BEGIN DATASET

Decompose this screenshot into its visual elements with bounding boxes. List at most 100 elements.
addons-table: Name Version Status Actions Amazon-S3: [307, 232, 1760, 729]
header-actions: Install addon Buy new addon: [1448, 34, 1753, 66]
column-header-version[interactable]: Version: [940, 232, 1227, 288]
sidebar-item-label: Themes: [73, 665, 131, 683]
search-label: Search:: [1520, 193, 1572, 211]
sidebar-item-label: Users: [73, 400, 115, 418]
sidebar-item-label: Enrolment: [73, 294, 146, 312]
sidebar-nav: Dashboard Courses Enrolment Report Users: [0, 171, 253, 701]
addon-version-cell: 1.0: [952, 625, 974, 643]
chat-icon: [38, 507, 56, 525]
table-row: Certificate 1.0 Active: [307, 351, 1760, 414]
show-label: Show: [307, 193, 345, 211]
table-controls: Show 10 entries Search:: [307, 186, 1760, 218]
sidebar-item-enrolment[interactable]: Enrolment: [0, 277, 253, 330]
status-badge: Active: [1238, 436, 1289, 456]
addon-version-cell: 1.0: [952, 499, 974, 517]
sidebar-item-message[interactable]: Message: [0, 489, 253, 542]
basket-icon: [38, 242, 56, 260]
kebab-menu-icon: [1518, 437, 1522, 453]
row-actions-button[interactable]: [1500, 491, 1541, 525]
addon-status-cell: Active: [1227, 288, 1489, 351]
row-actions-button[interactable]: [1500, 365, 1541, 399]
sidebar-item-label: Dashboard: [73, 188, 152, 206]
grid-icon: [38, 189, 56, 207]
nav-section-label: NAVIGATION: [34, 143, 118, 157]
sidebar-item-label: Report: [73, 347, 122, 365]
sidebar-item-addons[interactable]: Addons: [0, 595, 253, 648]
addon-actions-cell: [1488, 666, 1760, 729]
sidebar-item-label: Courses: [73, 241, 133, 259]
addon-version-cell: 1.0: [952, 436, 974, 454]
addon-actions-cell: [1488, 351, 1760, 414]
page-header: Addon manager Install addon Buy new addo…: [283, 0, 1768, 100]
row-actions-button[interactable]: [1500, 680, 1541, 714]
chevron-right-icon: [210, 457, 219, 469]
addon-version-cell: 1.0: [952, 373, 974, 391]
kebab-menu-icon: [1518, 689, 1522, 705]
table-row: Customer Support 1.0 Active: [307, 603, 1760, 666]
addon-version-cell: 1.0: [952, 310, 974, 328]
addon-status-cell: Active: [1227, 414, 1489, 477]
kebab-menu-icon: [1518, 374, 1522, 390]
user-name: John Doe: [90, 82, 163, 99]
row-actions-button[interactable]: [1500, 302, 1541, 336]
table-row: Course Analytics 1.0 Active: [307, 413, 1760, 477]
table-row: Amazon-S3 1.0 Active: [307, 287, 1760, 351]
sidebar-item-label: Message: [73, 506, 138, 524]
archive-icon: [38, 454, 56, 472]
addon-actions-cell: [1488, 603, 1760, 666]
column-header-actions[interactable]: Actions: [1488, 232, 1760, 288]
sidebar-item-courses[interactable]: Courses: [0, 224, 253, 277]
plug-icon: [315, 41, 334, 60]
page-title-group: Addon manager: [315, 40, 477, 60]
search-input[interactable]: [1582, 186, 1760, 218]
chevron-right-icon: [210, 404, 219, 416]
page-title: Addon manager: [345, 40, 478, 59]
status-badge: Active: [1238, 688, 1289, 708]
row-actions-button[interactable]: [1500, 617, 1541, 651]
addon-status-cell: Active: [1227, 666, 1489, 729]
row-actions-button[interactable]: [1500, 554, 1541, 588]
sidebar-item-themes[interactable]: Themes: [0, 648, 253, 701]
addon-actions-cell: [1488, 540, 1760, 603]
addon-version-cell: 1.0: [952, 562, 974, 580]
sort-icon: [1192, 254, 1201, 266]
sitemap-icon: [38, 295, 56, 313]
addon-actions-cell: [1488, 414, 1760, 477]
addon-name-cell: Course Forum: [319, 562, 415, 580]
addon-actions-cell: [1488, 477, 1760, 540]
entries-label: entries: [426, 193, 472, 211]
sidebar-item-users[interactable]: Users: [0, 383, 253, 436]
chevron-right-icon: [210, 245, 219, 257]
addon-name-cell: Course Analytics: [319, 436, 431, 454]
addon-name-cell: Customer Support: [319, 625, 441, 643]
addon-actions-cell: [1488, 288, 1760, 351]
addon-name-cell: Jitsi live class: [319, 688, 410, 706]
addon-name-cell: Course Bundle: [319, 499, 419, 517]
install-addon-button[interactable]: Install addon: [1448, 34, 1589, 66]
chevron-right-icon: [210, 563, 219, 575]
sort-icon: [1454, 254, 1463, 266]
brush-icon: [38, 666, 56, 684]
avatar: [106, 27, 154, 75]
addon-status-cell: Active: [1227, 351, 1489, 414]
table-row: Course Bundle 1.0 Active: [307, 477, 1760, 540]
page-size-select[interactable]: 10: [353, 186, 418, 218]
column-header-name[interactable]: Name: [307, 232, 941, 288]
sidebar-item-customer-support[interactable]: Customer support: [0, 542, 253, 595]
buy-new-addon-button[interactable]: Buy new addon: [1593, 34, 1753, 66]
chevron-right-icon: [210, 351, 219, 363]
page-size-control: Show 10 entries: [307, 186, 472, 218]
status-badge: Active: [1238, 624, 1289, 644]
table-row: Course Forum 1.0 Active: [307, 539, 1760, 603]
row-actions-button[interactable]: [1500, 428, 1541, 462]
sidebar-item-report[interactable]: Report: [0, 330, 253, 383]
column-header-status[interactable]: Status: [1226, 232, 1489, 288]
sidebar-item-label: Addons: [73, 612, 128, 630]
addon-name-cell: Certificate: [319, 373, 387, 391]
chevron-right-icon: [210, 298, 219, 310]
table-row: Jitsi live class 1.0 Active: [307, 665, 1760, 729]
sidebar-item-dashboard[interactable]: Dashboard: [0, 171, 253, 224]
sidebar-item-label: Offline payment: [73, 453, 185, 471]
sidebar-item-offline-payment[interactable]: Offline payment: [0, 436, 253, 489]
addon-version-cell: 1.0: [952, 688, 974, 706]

END DATASET

# DIRECTIVE
Can you retype all of the lines above, character for character?

# EXERCISE ANSWER
Decompose this screenshot into its visual elements with bounding boxes. List at most 100 elements.
addons-table: Name Version Status Actions Amazon-S3: [307, 232, 1760, 729]
header-actions: Install addon Buy new addon: [1448, 34, 1753, 66]
column-header-version[interactable]: Version: [940, 232, 1227, 288]
sidebar-item-label: Themes: [73, 665, 131, 683]
search-label: Search:: [1520, 193, 1572, 211]
sidebar-item-label: Users: [73, 400, 115, 418]
sidebar-item-label: Enrolment: [73, 294, 146, 312]
sidebar-nav: Dashboard Courses Enrolment Report Users: [0, 171, 253, 701]
addon-version-cell: 1.0: [952, 625, 974, 643]
chat-icon: [38, 507, 56, 525]
table-row: Certificate 1.0 Active: [307, 351, 1760, 414]
show-label: Show: [307, 193, 345, 211]
table-controls: Show 10 entries Search:: [307, 186, 1760, 218]
sidebar-item-enrolment[interactable]: Enrolment: [0, 277, 253, 330]
status-badge: Active: [1238, 436, 1289, 456]
addon-version-cell: 1.0: [952, 499, 974, 517]
sidebar-item-message[interactable]: Message: [0, 489, 253, 542]
basket-icon: [38, 242, 56, 260]
kebab-menu-icon: [1518, 437, 1522, 453]
row-actions-button[interactable]: [1500, 491, 1541, 525]
addon-status-cell: Active: [1227, 288, 1489, 351]
row-actions-button[interactable]: [1500, 365, 1541, 399]
sidebar-item-label: Dashboard: [73, 188, 152, 206]
grid-icon: [38, 189, 56, 207]
nav-section-label: NAVIGATION: [34, 143, 118, 157]
sidebar-item-label: Report: [73, 347, 122, 365]
sidebar-item-addons[interactable]: Addons: [0, 595, 253, 648]
addon-actions-cell: [1488, 666, 1760, 729]
sidebar-item-label: Courses: [73, 241, 133, 259]
addon-version-cell: 1.0: [952, 436, 974, 454]
addon-actions-cell: [1488, 351, 1760, 414]
page-header: Addon manager Install addon Buy new addo…: [283, 0, 1768, 100]
row-actions-button[interactable]: [1500, 680, 1541, 714]
chevron-right-icon: [210, 457, 219, 469]
addon-version-cell: 1.0: [952, 373, 974, 391]
kebab-menu-icon: [1518, 689, 1522, 705]
table-row: Customer Support 1.0 Active: [307, 603, 1760, 666]
addon-version-cell: 1.0: [952, 310, 974, 328]
addon-status-cell: Active: [1227, 414, 1489, 477]
kebab-menu-icon: [1518, 374, 1522, 390]
user-name: John Doe: [90, 82, 163, 99]
row-actions-button[interactable]: [1500, 302, 1541, 336]
table-row: Course Analytics 1.0 Active: [307, 413, 1760, 477]
table-row: Amazon-S3 1.0 Active: [307, 287, 1760, 351]
sidebar-item-label: Message: [73, 506, 138, 524]
archive-icon: [38, 454, 56, 472]
addon-actions-cell: [1488, 603, 1760, 666]
column-header-actions[interactable]: Actions: [1488, 232, 1760, 288]
sidebar-item-courses[interactable]: Courses: [0, 224, 253, 277]
plug-icon: [315, 41, 334, 60]
page-title-group: Addon manager: [315, 40, 477, 60]
search-input[interactable]: [1582, 186, 1760, 218]
chevron-right-icon: [210, 404, 219, 416]
page-title: Addon manager: [345, 40, 478, 59]
status-badge: Active: [1238, 688, 1289, 708]
row-actions-button[interactable]: [1500, 617, 1541, 651]
addon-status-cell: Active: [1227, 666, 1489, 729]
row-actions-button[interactable]: [1500, 554, 1541, 588]
sidebar-item-themes[interactable]: Themes: [0, 648, 253, 701]
addon-actions-cell: [1488, 540, 1760, 603]
addon-version-cell: 1.0: [952, 562, 974, 580]
sort-icon: [1192, 254, 1201, 266]
sitemap-icon: [38, 295, 56, 313]
addon-actions-cell: [1488, 414, 1760, 477]
addon-name-cell: Course Forum: [319, 562, 415, 580]
addon-actions-cell: [1488, 477, 1760, 540]
entries-label: entries: [426, 193, 472, 211]
sidebar-item-users[interactable]: Users: [0, 383, 253, 436]
chevron-right-icon: [210, 245, 219, 257]
addon-name-cell: Course Analytics: [319, 436, 431, 454]
addon-name-cell: Customer Support: [319, 625, 441, 643]
addon-actions-cell: [1488, 288, 1760, 351]
addon-name-cell: Jitsi live class: [319, 688, 410, 706]
addon-name-cell: Course Bundle: [319, 499, 419, 517]
install-addon-button[interactable]: Install addon: [1448, 34, 1589, 66]
chevron-right-icon: [210, 563, 219, 575]
sort-icon: [1454, 254, 1463, 266]
brush-icon: [38, 666, 56, 684]
avatar: [106, 27, 154, 75]
addon-status-cell: Active: [1227, 351, 1489, 414]
table-row: Course Bundle 1.0 Active: [307, 477, 1760, 540]
page-size-select[interactable]: 10: [353, 186, 418, 218]
column-header-name[interactable]: Name: [307, 232, 941, 288]
sidebar-item-customer-support[interactable]: Customer support: [0, 542, 253, 595]
buy-new-addon-button[interactable]: Buy new addon: [1593, 34, 1753, 66]
chevron-right-icon: [210, 351, 219, 363]
page-size-control: Show 10 entries: [307, 186, 472, 218]
status-badge: Active: [1238, 624, 1289, 644]
table-row: Course Forum 1.0 Active: [307, 539, 1760, 603]
row-actions-button[interactable]: [1500, 428, 1541, 462]
sidebar-item-report[interactable]: Report: [0, 330, 253, 383]
column-header-status[interactable]: Status: [1226, 232, 1489, 288]
sidebar-item-label: Addons: [73, 612, 128, 630]
addon-name-cell: Certificate: [319, 373, 387, 391]
chevron-right-icon: [210, 298, 219, 310]
table-row: Jitsi live class 1.0 Active: [307, 665, 1760, 729]
sidebar-item-dashboard[interactable]: Dashboard: [0, 171, 253, 224]
sidebar-item-label: Offline payment: [73, 453, 185, 471]
sidebar-item-offline-payment[interactable]: Offline payment: [0, 436, 253, 489]
addon-version-cell: 1.0: [952, 688, 974, 706]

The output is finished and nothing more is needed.